PROBLEM REQUIREMENTS
Lift every line from the entries that includes the word "порядка".

RECORDS PROVIDED
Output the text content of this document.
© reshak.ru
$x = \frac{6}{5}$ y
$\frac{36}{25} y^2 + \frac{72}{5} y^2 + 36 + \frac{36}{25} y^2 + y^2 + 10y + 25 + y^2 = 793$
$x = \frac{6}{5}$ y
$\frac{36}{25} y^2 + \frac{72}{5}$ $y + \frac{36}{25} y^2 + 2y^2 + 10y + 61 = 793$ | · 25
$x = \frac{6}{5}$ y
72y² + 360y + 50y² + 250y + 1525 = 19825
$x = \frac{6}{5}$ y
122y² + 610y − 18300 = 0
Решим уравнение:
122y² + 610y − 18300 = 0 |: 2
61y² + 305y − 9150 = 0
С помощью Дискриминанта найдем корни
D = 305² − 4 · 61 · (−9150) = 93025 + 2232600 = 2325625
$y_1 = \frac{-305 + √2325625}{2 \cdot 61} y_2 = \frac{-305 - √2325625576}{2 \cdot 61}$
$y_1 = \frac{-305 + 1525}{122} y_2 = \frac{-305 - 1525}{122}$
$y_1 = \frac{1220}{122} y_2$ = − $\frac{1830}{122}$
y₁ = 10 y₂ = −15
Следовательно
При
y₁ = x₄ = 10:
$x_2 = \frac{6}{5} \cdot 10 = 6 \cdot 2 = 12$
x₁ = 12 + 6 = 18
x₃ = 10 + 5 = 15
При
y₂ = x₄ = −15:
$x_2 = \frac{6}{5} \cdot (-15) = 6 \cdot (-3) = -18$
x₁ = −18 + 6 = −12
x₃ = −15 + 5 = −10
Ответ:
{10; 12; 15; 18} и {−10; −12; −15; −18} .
...
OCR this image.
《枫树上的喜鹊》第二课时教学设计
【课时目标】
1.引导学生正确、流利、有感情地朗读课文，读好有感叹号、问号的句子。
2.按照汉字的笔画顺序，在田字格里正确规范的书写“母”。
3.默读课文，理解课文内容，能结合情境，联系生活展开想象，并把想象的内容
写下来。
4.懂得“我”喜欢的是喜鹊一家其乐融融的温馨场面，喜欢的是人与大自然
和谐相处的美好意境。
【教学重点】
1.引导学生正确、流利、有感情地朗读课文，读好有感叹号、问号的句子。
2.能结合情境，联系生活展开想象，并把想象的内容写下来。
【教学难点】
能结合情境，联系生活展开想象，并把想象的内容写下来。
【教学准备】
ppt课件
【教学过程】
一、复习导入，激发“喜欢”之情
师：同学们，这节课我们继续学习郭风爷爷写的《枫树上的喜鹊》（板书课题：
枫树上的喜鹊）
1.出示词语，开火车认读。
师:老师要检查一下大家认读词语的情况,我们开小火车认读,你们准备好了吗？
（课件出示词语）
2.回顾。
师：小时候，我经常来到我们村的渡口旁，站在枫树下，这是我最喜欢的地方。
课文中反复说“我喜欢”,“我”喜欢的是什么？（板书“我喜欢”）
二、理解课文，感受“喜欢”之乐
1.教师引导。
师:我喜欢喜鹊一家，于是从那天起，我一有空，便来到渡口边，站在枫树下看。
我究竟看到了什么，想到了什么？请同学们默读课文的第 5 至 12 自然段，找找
==
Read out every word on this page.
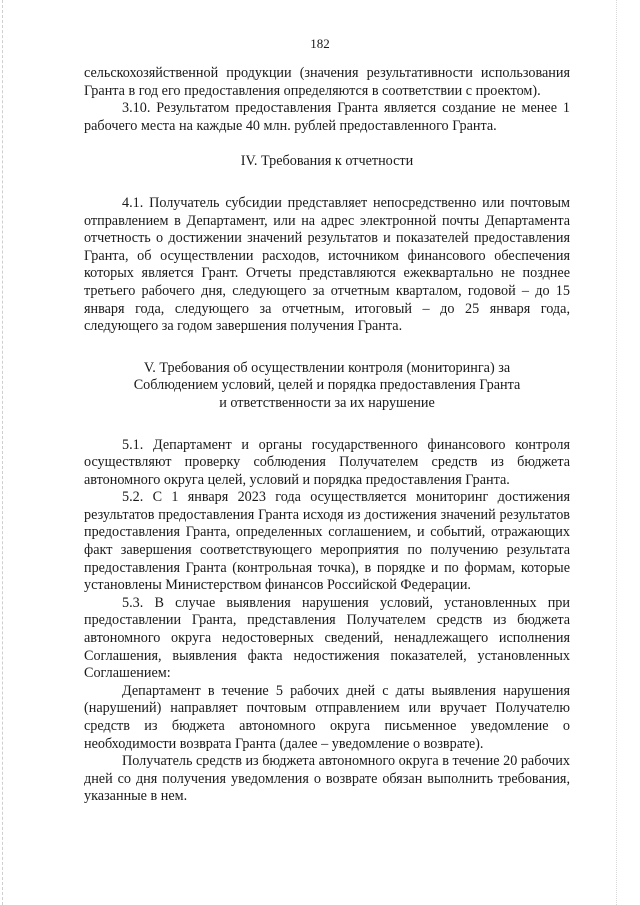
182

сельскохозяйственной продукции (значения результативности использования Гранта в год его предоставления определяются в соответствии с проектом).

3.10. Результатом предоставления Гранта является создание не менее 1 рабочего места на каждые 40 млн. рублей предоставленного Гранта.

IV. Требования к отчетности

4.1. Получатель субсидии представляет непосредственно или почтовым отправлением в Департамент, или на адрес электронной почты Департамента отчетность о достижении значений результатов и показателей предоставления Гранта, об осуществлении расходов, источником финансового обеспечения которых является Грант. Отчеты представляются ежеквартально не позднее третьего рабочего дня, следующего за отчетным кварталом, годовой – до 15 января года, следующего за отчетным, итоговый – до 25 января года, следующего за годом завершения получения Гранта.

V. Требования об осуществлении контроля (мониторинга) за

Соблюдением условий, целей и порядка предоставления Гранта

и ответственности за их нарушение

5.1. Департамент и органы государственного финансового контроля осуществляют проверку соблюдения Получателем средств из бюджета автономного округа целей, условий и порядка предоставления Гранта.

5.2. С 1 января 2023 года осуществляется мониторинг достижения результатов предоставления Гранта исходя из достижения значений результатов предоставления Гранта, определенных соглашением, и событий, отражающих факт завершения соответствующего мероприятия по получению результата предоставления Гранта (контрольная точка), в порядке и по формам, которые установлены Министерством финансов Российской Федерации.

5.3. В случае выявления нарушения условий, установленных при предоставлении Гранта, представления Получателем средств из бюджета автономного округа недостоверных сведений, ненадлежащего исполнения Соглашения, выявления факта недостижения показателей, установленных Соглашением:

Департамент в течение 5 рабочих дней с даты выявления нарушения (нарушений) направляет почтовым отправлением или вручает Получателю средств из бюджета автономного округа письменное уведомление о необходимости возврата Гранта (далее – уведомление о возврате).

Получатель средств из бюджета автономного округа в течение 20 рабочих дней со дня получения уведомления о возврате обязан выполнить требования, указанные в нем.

SOLUTION TO THIS TASK
Соблюдением условий, целей и порядка предоставления Гранта
5.1. Департамент и органы государственного финансового контроля осуществляют проверку соблюдения Получателем средств из бюджета автономного округа целей, условий и порядка предоставления Гранта.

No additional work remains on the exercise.